---- LISTED RECORDS

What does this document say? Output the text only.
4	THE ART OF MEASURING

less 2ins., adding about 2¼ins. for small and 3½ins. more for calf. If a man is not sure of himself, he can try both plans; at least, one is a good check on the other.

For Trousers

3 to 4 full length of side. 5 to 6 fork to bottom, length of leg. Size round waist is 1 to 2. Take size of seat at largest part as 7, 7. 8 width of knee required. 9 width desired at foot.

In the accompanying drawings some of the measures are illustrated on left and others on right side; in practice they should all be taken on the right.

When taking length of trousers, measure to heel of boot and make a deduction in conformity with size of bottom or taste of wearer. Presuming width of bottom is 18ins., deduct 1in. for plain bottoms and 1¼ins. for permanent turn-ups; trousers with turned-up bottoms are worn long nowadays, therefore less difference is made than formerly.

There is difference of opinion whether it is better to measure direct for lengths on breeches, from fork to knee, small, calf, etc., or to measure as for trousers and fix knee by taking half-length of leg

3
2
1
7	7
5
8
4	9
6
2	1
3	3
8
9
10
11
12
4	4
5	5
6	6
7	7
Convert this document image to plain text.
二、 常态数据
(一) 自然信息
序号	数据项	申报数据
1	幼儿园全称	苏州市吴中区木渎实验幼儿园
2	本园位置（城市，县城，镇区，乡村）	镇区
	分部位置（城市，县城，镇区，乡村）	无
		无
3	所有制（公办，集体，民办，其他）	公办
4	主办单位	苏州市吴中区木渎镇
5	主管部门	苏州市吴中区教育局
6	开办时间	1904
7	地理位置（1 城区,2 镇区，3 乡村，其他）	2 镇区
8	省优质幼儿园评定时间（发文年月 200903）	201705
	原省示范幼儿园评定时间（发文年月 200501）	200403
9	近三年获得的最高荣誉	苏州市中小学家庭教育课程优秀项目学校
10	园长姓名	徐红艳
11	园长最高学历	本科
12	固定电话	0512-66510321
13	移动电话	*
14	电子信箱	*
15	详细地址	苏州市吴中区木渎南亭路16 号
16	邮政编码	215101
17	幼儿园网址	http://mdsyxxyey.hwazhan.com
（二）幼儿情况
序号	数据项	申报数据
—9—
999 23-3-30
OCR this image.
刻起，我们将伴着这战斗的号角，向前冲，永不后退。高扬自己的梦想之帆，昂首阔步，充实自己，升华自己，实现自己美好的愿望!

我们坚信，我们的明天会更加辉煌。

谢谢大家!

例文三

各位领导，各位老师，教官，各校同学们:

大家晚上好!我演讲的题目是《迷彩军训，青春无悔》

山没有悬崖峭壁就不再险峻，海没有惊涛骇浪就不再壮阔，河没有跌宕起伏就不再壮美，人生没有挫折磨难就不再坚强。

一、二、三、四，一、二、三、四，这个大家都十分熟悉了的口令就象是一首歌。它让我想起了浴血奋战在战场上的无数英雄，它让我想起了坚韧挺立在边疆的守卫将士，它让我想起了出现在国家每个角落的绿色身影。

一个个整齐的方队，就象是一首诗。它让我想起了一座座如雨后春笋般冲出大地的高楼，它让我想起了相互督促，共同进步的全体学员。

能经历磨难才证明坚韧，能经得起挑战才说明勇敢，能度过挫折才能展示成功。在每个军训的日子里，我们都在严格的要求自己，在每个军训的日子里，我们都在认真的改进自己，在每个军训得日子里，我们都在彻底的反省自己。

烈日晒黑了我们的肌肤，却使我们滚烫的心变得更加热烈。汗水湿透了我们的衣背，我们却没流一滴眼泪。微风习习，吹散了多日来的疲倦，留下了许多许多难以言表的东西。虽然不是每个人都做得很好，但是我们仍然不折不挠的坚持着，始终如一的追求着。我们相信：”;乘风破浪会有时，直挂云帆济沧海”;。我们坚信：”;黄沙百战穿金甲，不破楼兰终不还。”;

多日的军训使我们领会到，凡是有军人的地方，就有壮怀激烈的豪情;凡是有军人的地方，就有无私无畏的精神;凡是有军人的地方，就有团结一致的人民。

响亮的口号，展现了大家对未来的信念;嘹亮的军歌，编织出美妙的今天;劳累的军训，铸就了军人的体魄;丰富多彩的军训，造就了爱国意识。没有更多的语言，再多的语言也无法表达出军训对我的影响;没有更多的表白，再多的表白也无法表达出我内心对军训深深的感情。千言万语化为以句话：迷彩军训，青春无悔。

--------

INSTRUCTION: In the listing above, find the line containing "OCR this image.", then reproduce it and each line after it through the end, exactly and with nothing added.

PROBLEM SOLUTION:
OCR this image.
刻起，我们将伴着这战斗的号角，向前冲，永不后退。高扬自己的梦想之帆，昂首阔步，充实自己，升华自己，实现自己美好的愿望!

我们坚信，我们的明天会更加辉煌。

谢谢大家!

例文三

各位领导，各位老师，教官，各校同学们:

大家晚上好!我演讲的题目是《迷彩军训，青春无悔》

山没有悬崖峭壁就不再险峻，海没有惊涛骇浪就不再壮阔，河没有跌宕起伏就不再壮美，人生没有挫折磨难就不再坚强。

一、二、三、四，一、二、三、四，这个大家都十分熟悉了的口令就象是一首歌。它让我想起了浴血奋战在战场上的无数英雄，它让我想起了坚韧挺立在边疆的守卫将士，它让我想起了出现在国家每个角落的绿色身影。

一个个整齐的方队，就象是一首诗。它让我想起了一座座如雨后春笋般冲出大地的高楼，它让我想起了相互督促，共同进步的全体学员。

能经历磨难才证明坚韧，能经得起挑战才说明勇敢，能度过挫折才能展示成功。在每个军训的日子里，我们都在严格的要求自己，在每个军训的日子里，我们都在认真的改进自己，在每个军训得日子里，我们都在彻底的反省自己。

烈日晒黑了我们的肌肤，却使我们滚烫的心变得更加热烈。汗水湿透了我们的衣背，我们却没流一滴眼泪。微风习习，吹散了多日来的疲倦，留下了许多许多难以言表的东西。虽然不是每个人都做得很好，但是我们仍然不折不挠的坚持着，始终如一的追求着。我们相信：”;乘风破浪会有时，直挂云帆济沧海”;。我们坚信：”;黄沙百战穿金甲，不破楼兰终不还。”;

多日的军训使我们领会到，凡是有军人的地方，就有壮怀激烈的豪情;凡是有军人的地方，就有无私无畏的精神;凡是有军人的地方，就有团结一致的人民。

响亮的口号，展现了大家对未来的信念;嘹亮的军歌，编织出美妙的今天;劳累的军训，铸就了军人的体魄;丰富多彩的军训，造就了爱国意识。没有更多的语言，再多的语言也无法表达出军训对我的影响;没有更多的表白，再多的表白也无法表达出我内心对军训深深的感情。千言万语化为以句话：迷彩军训，青春无悔。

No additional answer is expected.